Aim of the exercise ->
Reproduce the following data word for word, leaving out the pictures.

#####

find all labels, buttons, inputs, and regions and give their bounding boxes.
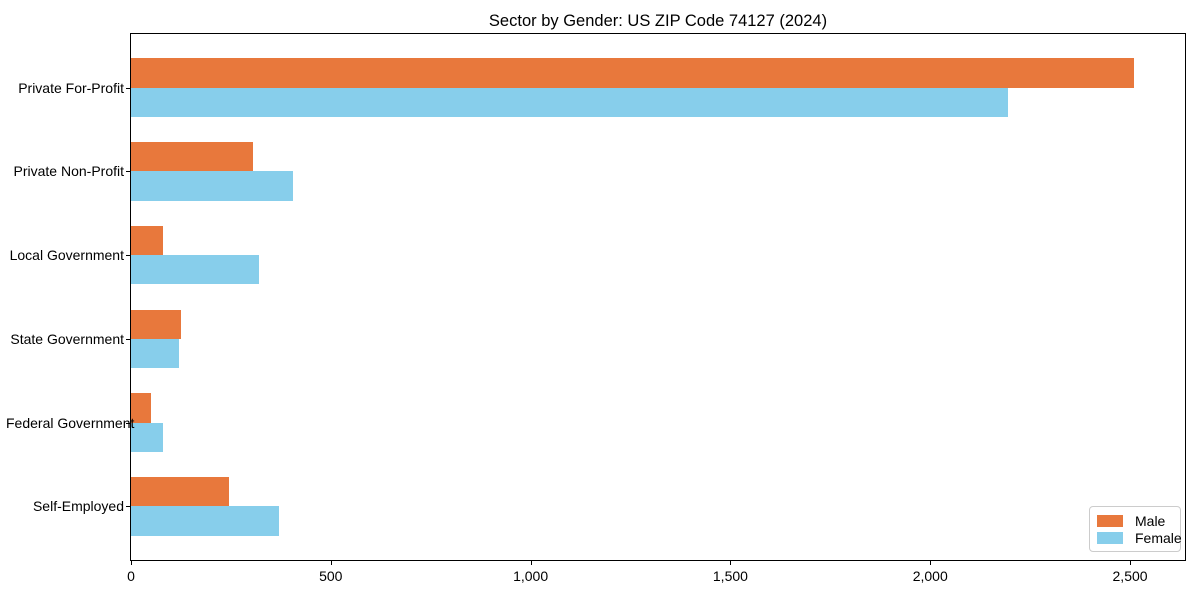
bar-female-private-for-profit xyxy=(131,87,1009,117)
y-tick-label-private-non-profit: Private Non-Profit xyxy=(13,163,124,179)
legend-label-male: Male xyxy=(1135,512,1166,529)
y-tick-label-federal-government: Federal Government xyxy=(6,415,135,431)
legend-item-female: Female xyxy=(1097,529,1182,546)
bar-female-local-government xyxy=(131,255,259,285)
bar-female-self-employed xyxy=(131,506,279,536)
y-tick-mark xyxy=(126,423,130,424)
x-tick-mark xyxy=(930,561,932,565)
legend-label-female: Female xyxy=(1135,529,1182,546)
bar-female-private-non-profit xyxy=(131,171,293,201)
bar-female-state-government xyxy=(131,338,179,369)
bar-male-state-government xyxy=(131,309,181,339)
y-tick-label-local-government: Local Government xyxy=(9,247,124,263)
plot-area xyxy=(130,33,1186,561)
x-tick-mark xyxy=(730,561,732,565)
legend-item-male: Male xyxy=(1097,512,1173,529)
bar-male-federal-government xyxy=(131,393,151,423)
legend-swatch-female xyxy=(1097,531,1123,544)
x-tick-mark xyxy=(131,561,132,565)
legend: Male Female xyxy=(1089,506,1182,552)
x-tick-mark xyxy=(1130,561,1132,565)
y-tick-mark xyxy=(126,339,130,340)
x-tick-mark xyxy=(530,561,532,565)
y-tick-mark xyxy=(126,255,130,256)
bar-male-self-employed xyxy=(131,477,229,507)
y-tick-mark xyxy=(126,506,130,507)
bar-male-private-for-profit xyxy=(131,58,1135,88)
bar-female-federal-government xyxy=(131,422,163,452)
y-tick-label-state-government: State Government xyxy=(10,331,124,347)
y-tick-mark xyxy=(126,88,130,89)
x-tick-mark xyxy=(330,561,332,565)
y-tick-label-private-for-profit: Private For-Profit xyxy=(18,80,124,96)
x-tick-label-1500: 1,500 xyxy=(712,568,748,584)
bar-male-private-non-profit xyxy=(131,142,253,172)
bar-male-local-government xyxy=(131,225,163,256)
y-tick-label-self-employed: Self-Employed xyxy=(32,498,124,514)
x-tick-label-1000: 1,000 xyxy=(513,568,549,584)
x-tick-label-500: 500 xyxy=(319,568,343,584)
legend-swatch-male xyxy=(1097,514,1123,527)
chart-title: Sector by Gender: US ZIP Code 74127 (202… xyxy=(488,12,828,30)
x-tick-label-0: 0 xyxy=(127,568,135,584)
y-tick-mark xyxy=(126,171,130,172)
x-tick-label-2000: 2,000 xyxy=(912,568,948,584)
x-tick-label-2500: 2,500 xyxy=(1112,568,1148,584)
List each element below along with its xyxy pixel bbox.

#####

Solution to this problem ->
find all labels, buttons, inputs, and regions and give their bounding boxes.
bar-female-private-for-profit xyxy=(131,87,1009,117)
y-tick-label-private-non-profit: Private Non-Profit xyxy=(13,163,124,179)
legend-label-male: Male xyxy=(1135,512,1166,529)
y-tick-label-federal-government: Federal Government xyxy=(6,415,135,431)
legend-item-female: Female xyxy=(1097,529,1182,546)
bar-female-local-government xyxy=(131,255,259,285)
bar-female-self-employed xyxy=(131,506,279,536)
y-tick-mark xyxy=(126,423,130,424)
x-tick-mark xyxy=(930,561,932,565)
legend-label-female: Female xyxy=(1135,529,1182,546)
bar-female-private-non-profit xyxy=(131,171,293,201)
bar-female-state-government xyxy=(131,338,179,369)
bar-male-state-government xyxy=(131,309,181,339)
y-tick-label-local-government: Local Government xyxy=(9,247,124,263)
plot-area xyxy=(130,33,1186,561)
x-tick-mark xyxy=(730,561,732,565)
legend-item-male: Male xyxy=(1097,512,1173,529)
bar-male-federal-government xyxy=(131,393,151,423)
legend-swatch-female xyxy=(1097,531,1123,544)
x-tick-mark xyxy=(131,561,132,565)
legend: Male Female xyxy=(1089,506,1182,552)
x-tick-mark xyxy=(1130,561,1132,565)
y-tick-mark xyxy=(126,339,130,340)
x-tick-mark xyxy=(530,561,532,565)
y-tick-mark xyxy=(126,255,130,256)
bar-male-self-employed xyxy=(131,477,229,507)
y-tick-mark xyxy=(126,506,130,507)
bar-male-private-for-profit xyxy=(131,58,1135,88)
bar-female-federal-government xyxy=(131,422,163,452)
y-tick-label-state-government: State Government xyxy=(10,331,124,347)
y-tick-mark xyxy=(126,88,130,89)
x-tick-mark xyxy=(330,561,332,565)
y-tick-label-private-for-profit: Private For-Profit xyxy=(18,80,124,96)
x-tick-label-1500: 1,500 xyxy=(712,568,748,584)
bar-male-private-non-profit xyxy=(131,142,253,172)
bar-male-local-government xyxy=(131,225,163,256)
y-tick-label-self-employed: Self-Employed xyxy=(32,498,124,514)
x-tick-label-1000: 1,000 xyxy=(513,568,549,584)
x-tick-label-500: 500 xyxy=(319,568,343,584)
legend-swatch-male xyxy=(1097,514,1123,527)
chart-title: Sector by Gender: US ZIP Code 74127 (202… xyxy=(488,12,828,30)
x-tick-label-0: 0 xyxy=(127,568,135,584)
y-tick-mark xyxy=(126,171,130,172)
x-tick-label-2000: 2,000 xyxy=(912,568,948,584)
x-tick-label-2500: 2,500 xyxy=(1112,568,1148,584)
List each element below along with its xyxy pixel bbox.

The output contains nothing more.